[Raw records]
>> Start
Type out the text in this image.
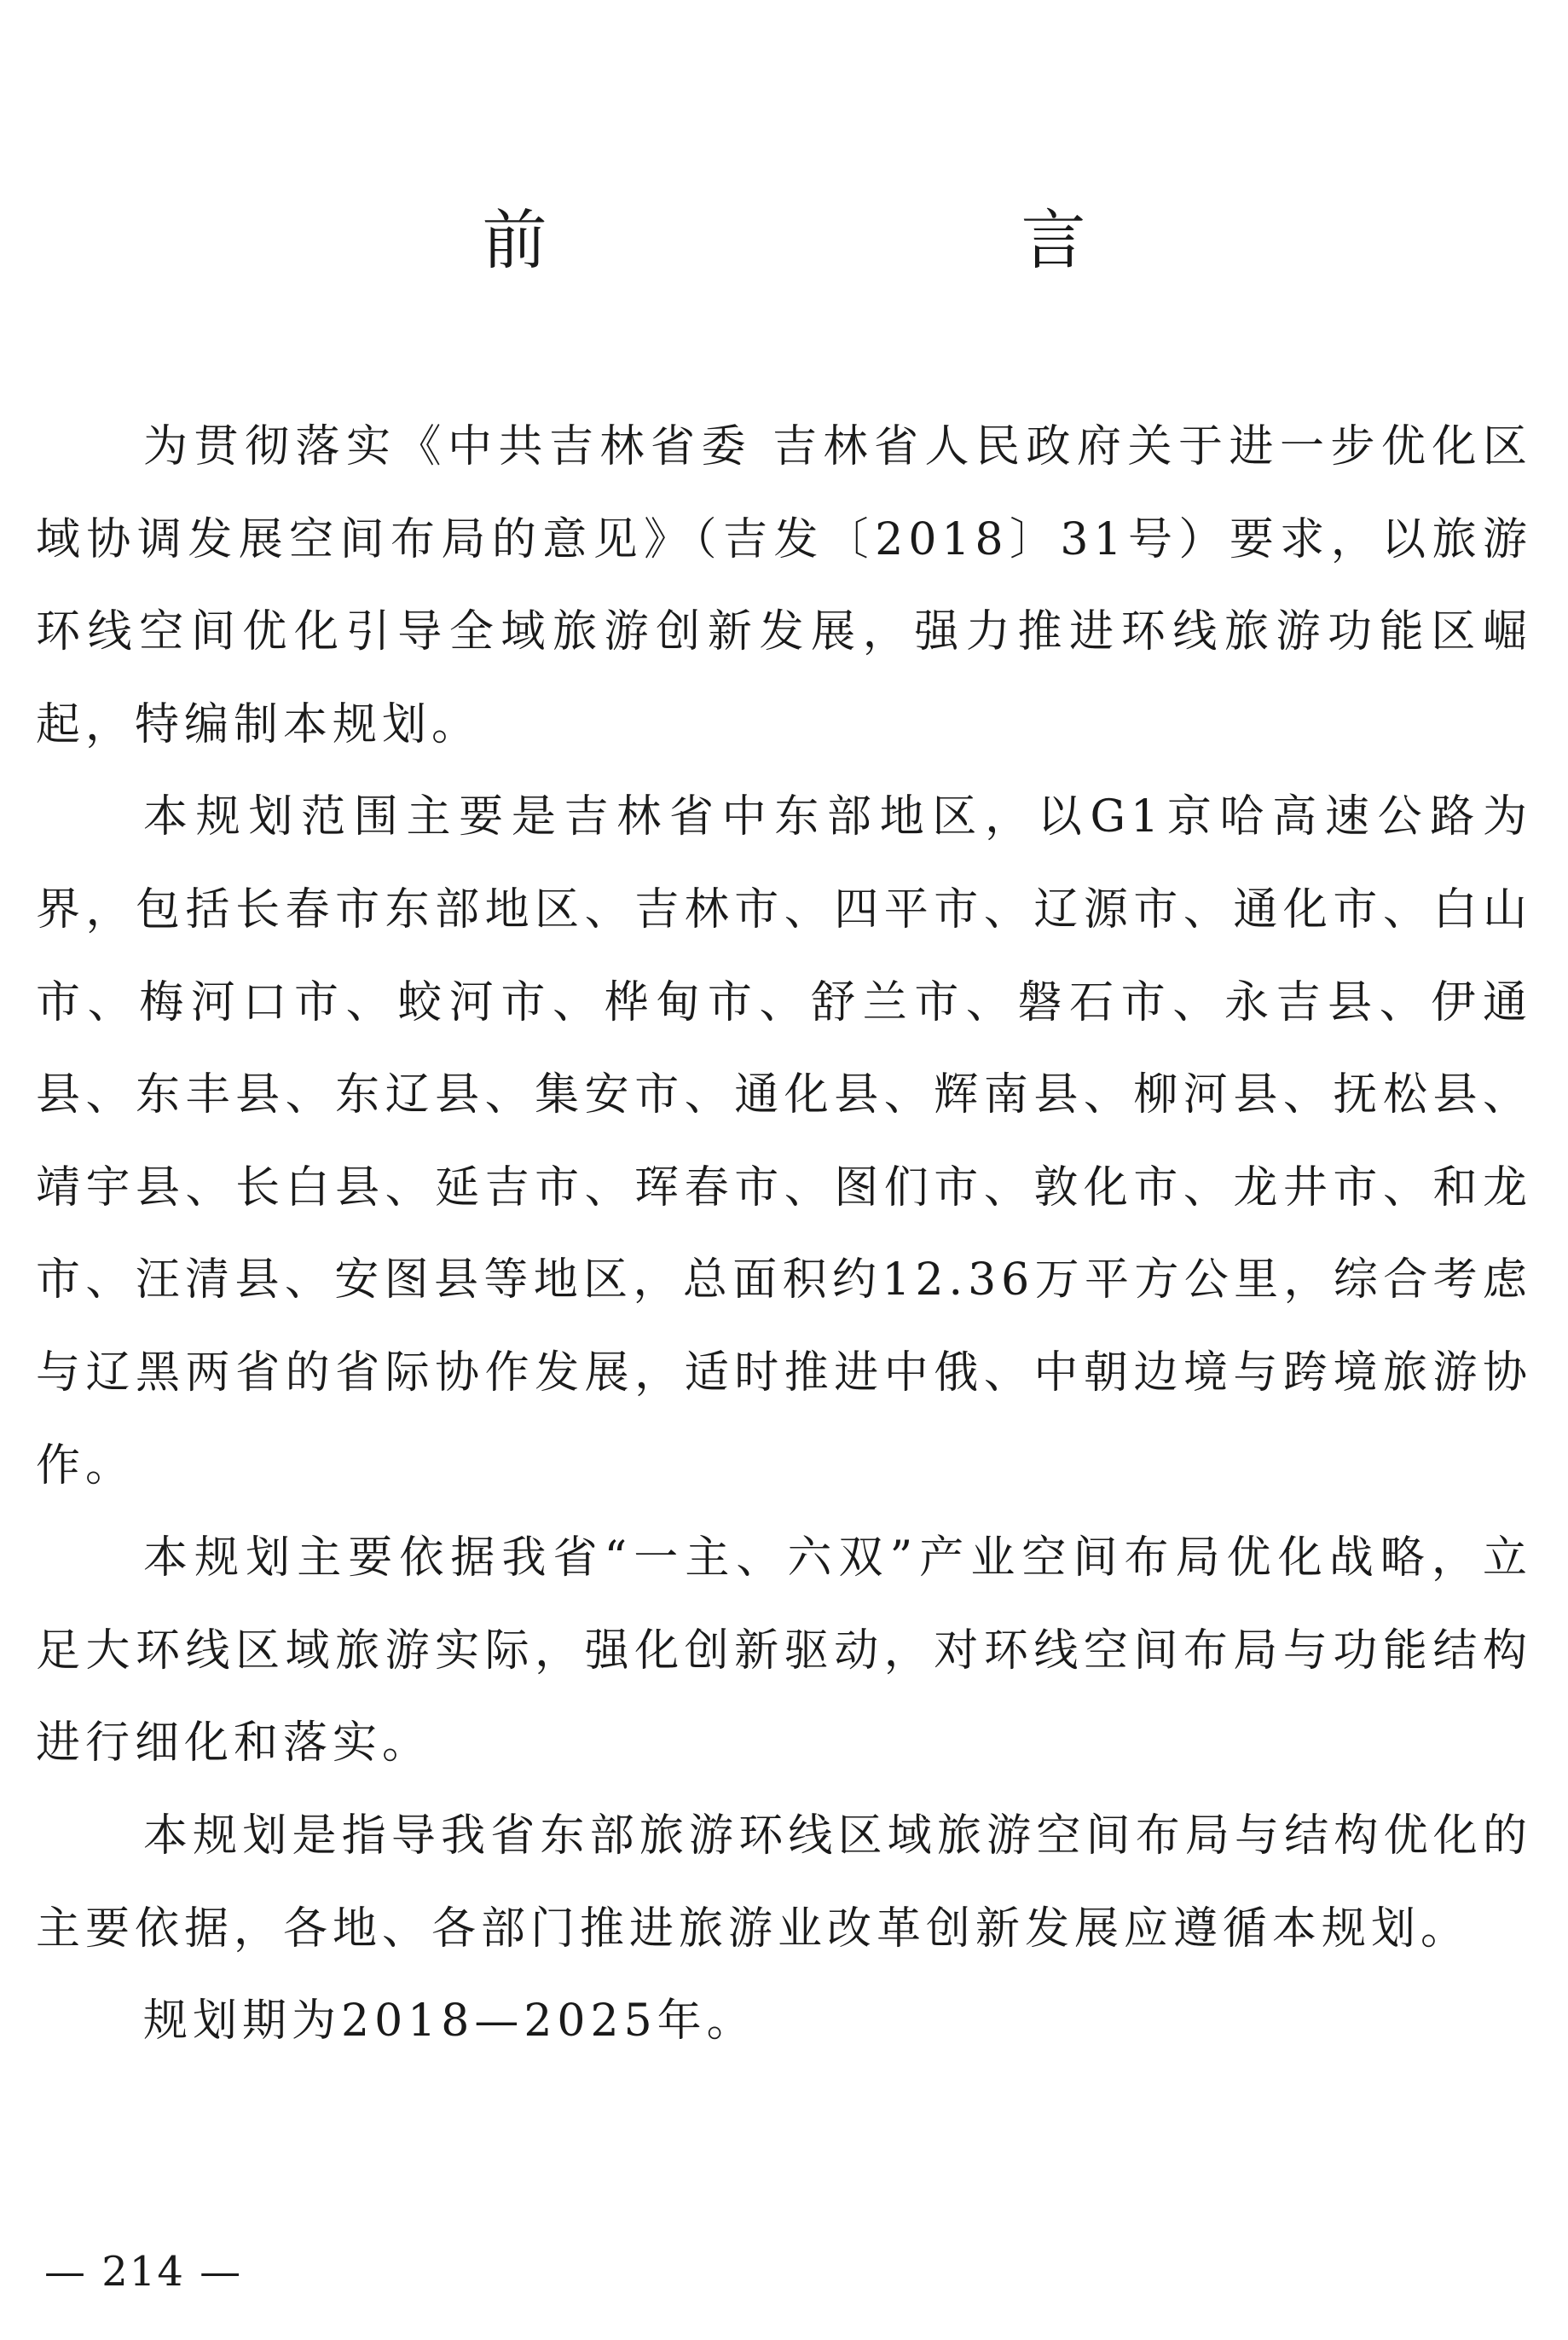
前　言

为贯彻落实《中共吉林省委 吉林省人民政府关于进一步优化区域协调发展空间布局的意见》（吉发〔2018〕31号）要求，以旅游环线空间优化引导全域旅游创新发展，强力推进环线旅游功能区崛起，特编制本规划。

本规划范围主要是吉林省中东部地区，以G1京哈高速公路为界，包括长春市东部地区、吉林市、四平市、辽源市、通化市、白山市、梅河口市、蛟河市、桦甸市、舒兰市、磐石市、永吉县、伊通县、东丰县、东辽县、集安市、通化县、辉南县、柳河县、抚松县、靖宇县、长白县、延吉市、珲春市、图们市、敦化市、龙井市、和龙市、汪清县、安图县等地区，总面积约12.36万平方公里，综合考虑与辽黑两省的省际协作发展，适时推进中俄、中朝边境与跨境旅游协作。

本规划主要依据我省“一主、六双”产业空间布局优化战略，立足大环线区域旅游实际，强化创新驱动，对环线空间布局与功能结构进行细化和落实。

本规划是指导我省东部旅游环线区域旅游空间布局与结构优化的主要依据，各地、各部门推进旅游业改革创新发展应遵循本规划。

规划期为2018—2025年。

— 214 —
>> End
▸ Set task: Quote all the lines above exactly as given. Do not include the pictures.

▸ Solution to this problem:
Type out the text in this image.
前　言

为贯彻落实《中共吉林省委 吉林省人民政府关于进一步优化区域协调发展空间布局的意见》（吉发〔2018〕31号）要求，以旅游环线空间优化引导全域旅游创新发展，强力推进环线旅游功能区崛起，特编制本规划。

本规划范围主要是吉林省中东部地区，以G1京哈高速公路为界，包括长春市东部地区、吉林市、四平市、辽源市、通化市、白山市、梅河口市、蛟河市、桦甸市、舒兰市、磐石市、永吉县、伊通县、东丰县、东辽县、集安市、通化县、辉南县、柳河县、抚松县、靖宇县、长白县、延吉市、珲春市、图们市、敦化市、龙井市、和龙市、汪清县、安图县等地区，总面积约12.36万平方公里，综合考虑与辽黑两省的省际协作发展，适时推进中俄、中朝边境与跨境旅游协作。

本规划主要依据我省“一主、六双”产业空间布局优化战略，立足大环线区域旅游实际，强化创新驱动，对环线空间布局与功能结构进行细化和落实。

本规划是指导我省东部旅游环线区域旅游空间布局与结构优化的主要依据，各地、各部门推进旅游业改革创新发展应遵循本规划。

规划期为2018—2025年。

— 214 —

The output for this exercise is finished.